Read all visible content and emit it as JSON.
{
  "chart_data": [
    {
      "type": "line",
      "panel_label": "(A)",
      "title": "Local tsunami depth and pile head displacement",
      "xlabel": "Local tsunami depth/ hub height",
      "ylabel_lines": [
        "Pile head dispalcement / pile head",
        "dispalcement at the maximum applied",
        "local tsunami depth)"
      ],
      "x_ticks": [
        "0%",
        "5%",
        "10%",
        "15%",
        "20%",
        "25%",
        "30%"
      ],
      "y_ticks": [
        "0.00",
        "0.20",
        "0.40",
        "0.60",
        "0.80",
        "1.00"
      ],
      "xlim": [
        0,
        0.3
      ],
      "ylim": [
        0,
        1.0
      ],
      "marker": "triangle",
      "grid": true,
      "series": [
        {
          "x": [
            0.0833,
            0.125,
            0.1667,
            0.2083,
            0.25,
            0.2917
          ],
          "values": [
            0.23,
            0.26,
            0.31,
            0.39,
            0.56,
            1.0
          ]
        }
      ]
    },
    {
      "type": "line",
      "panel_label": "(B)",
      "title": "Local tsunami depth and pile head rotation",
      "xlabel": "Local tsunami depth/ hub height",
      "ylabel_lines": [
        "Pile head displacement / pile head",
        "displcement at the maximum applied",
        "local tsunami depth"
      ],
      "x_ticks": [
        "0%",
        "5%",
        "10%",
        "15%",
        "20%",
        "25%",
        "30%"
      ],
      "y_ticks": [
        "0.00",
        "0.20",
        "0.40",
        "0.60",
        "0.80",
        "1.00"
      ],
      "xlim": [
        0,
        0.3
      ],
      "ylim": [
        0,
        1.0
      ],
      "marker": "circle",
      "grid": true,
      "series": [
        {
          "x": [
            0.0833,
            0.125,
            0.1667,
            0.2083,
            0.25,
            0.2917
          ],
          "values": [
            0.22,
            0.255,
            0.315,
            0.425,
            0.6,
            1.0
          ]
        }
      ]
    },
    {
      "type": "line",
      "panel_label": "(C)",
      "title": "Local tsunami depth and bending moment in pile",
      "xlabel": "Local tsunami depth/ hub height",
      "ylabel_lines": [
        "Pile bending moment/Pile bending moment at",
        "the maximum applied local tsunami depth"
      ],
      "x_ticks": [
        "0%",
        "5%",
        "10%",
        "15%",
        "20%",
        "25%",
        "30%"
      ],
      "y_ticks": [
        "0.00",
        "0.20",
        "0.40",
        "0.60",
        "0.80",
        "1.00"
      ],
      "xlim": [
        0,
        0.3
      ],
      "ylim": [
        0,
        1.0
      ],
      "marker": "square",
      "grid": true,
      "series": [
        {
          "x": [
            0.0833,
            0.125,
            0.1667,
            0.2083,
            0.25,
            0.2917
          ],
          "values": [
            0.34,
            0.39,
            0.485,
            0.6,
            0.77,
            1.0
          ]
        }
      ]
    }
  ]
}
···
**What this task involves:**
Every line of the material must be returned exactly as it appears.

**Worked solution:**
Read all visible content and emit it as JSON.
{
  "chart_data": [
    {
      "type": "line",
      "panel_label": "(A)",
      "title": "Local tsunami depth and pile head displacement",
      "xlabel": "Local tsunami depth/ hub height",
      "ylabel_lines": [
        "Pile head dispalcement / pile head",
        "dispalcement at the maximum applied",
        "local tsunami depth)"
      ],
      "x_ticks": [
        "0%",
        "5%",
        "10%",
        "15%",
        "20%",
        "25%",
        "30%"
      ],
      "y_ticks": [
        "0.00",
        "0.20",
        "0.40",
        "0.60",
        "0.80",
        "1.00"
      ],
      "xlim": [
        0,
        0.3
      ],
      "ylim": [
        0,
        1.0
      ],
      "marker": "triangle",
      "grid": true,
      "series": [
        {
          "x": [
            0.0833,
            0.125,
            0.1667,
            0.2083,
            0.25,
            0.2917
          ],
          "values": [
            0.23,
            0.26,
            0.31,
            0.39,
            0.56,
            1.0
          ]
        }
      ]
    },
    {
      "type": "line",
      "panel_label": "(B)",
      "title": "Local tsunami depth and pile head rotation",
      "xlabel": "Local tsunami depth/ hub height",
      "ylabel_lines": [
        "Pile head displacement / pile head",
        "displcement at the maximum applied",
        "local tsunami depth"
      ],
      "x_ticks": [
        "0%",
        "5%",
        "10%",
        "15%",
        "20%",
        "25%",
        "30%"
      ],
      "y_ticks": [
        "0.00",
        "0.20",
        "0.40",
        "0.60",
        "0.80",
        "1.00"
      ],
      "xlim": [
        0,
        0.3
      ],
      "ylim": [
        0,
        1.0
      ],
      "marker": "circle",
      "grid": true,
      "series": [
        {
          "x": [
            0.0833,
            0.125,
            0.1667,
            0.2083,
            0.25,
            0.2917
          ],
          "values": [
            0.22,
            0.255,
            0.315,
            0.425,
            0.6,
            1.0
          ]
        }
      ]
    },
    {
      "type": "line",
      "panel_label": "(C)",
      "title": "Local tsunami depth and bending moment in pile",
      "xlabel": "Local tsunami depth/ hub height",
      "ylabel_lines": [
        "Pile bending moment/Pile bending moment at",
        "the maximum applied local tsunami depth"
      ],
      "x_ticks": [
        "0%",
        "5%",
        "10%",
        "15%",
        "20%",
        "25%",
        "30%"
      ],
      "y_ticks": [
        "0.00",
        "0.20",
        "0.40",
        "0.60",
        "0.80",
        "1.00"
      ],
      "xlim": [
        0,
        0.3
      ],
      "ylim": [
        0,
        1.0
      ],
      "marker": "square",
      "grid": true,
      "series": [
        {
          "x": [
            0.0833,
            0.125,
            0.1667,
            0.2083,
            0.25,
            0.2917
          ],
          "values": [
            0.34,
            0.39,
            0.485,
            0.6,
            0.77,
            1.0
          ]
        }
      ]
    }
  ]
}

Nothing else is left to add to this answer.